>> begin Data
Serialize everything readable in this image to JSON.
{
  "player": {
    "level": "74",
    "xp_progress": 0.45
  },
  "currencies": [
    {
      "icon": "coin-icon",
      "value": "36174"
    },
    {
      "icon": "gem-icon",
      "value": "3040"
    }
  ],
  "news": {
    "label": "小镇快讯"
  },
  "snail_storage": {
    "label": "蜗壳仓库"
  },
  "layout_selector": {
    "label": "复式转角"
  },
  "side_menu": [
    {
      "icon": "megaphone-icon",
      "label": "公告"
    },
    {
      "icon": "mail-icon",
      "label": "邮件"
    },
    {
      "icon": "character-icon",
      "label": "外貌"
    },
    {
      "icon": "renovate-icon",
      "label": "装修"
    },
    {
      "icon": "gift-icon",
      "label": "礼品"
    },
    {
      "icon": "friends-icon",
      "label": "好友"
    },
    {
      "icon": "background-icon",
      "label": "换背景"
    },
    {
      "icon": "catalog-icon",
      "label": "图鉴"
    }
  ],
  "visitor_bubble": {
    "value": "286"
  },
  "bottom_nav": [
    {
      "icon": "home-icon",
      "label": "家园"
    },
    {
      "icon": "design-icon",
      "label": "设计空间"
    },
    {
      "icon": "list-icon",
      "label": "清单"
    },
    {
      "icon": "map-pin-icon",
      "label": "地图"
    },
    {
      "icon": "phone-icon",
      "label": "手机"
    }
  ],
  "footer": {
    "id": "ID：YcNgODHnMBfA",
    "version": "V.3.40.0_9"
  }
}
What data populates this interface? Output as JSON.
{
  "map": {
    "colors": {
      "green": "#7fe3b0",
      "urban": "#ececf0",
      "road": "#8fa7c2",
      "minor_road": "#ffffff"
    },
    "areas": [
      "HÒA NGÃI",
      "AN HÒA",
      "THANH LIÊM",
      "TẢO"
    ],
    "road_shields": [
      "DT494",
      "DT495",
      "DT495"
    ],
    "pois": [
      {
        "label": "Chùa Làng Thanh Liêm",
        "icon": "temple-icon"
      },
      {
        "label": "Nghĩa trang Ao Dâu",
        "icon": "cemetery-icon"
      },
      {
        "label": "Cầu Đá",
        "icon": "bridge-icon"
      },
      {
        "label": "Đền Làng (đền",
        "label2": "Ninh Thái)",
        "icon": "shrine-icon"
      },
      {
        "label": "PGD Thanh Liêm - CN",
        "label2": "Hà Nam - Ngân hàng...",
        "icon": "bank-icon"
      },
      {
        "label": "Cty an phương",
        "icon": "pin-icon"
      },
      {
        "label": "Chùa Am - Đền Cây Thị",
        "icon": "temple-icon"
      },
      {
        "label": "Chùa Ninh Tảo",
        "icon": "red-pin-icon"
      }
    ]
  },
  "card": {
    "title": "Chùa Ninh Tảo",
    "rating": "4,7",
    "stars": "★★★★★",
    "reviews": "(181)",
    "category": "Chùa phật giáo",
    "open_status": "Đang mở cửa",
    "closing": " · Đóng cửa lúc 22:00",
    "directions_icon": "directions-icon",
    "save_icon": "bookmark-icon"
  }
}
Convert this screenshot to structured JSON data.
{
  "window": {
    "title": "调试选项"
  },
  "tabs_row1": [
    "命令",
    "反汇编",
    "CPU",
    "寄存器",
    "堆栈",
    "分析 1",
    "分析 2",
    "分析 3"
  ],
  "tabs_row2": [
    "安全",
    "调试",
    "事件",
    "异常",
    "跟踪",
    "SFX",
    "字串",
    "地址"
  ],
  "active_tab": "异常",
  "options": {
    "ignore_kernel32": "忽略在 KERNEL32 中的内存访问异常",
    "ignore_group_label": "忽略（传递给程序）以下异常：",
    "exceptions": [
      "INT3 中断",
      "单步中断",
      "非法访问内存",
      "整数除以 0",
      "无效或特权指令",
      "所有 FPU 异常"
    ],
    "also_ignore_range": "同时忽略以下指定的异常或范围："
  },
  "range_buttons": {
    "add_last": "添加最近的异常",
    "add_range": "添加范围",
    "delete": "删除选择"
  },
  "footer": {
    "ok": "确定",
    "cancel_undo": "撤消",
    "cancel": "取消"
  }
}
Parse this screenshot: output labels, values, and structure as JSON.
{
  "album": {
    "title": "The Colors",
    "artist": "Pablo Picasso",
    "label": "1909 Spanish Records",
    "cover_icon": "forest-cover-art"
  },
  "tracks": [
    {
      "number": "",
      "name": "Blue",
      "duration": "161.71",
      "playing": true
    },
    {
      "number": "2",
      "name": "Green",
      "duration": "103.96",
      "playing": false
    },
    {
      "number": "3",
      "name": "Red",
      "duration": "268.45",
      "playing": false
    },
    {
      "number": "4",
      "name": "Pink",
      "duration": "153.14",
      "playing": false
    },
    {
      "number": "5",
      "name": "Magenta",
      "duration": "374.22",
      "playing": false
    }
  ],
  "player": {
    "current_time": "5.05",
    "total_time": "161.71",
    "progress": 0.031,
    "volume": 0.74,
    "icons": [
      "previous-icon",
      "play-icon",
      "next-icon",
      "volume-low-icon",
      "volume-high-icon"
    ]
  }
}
>> end Data
**Written request:**
Report how many lines of the records above contain the word "Ninh", and give only that number.

**Reply:**
3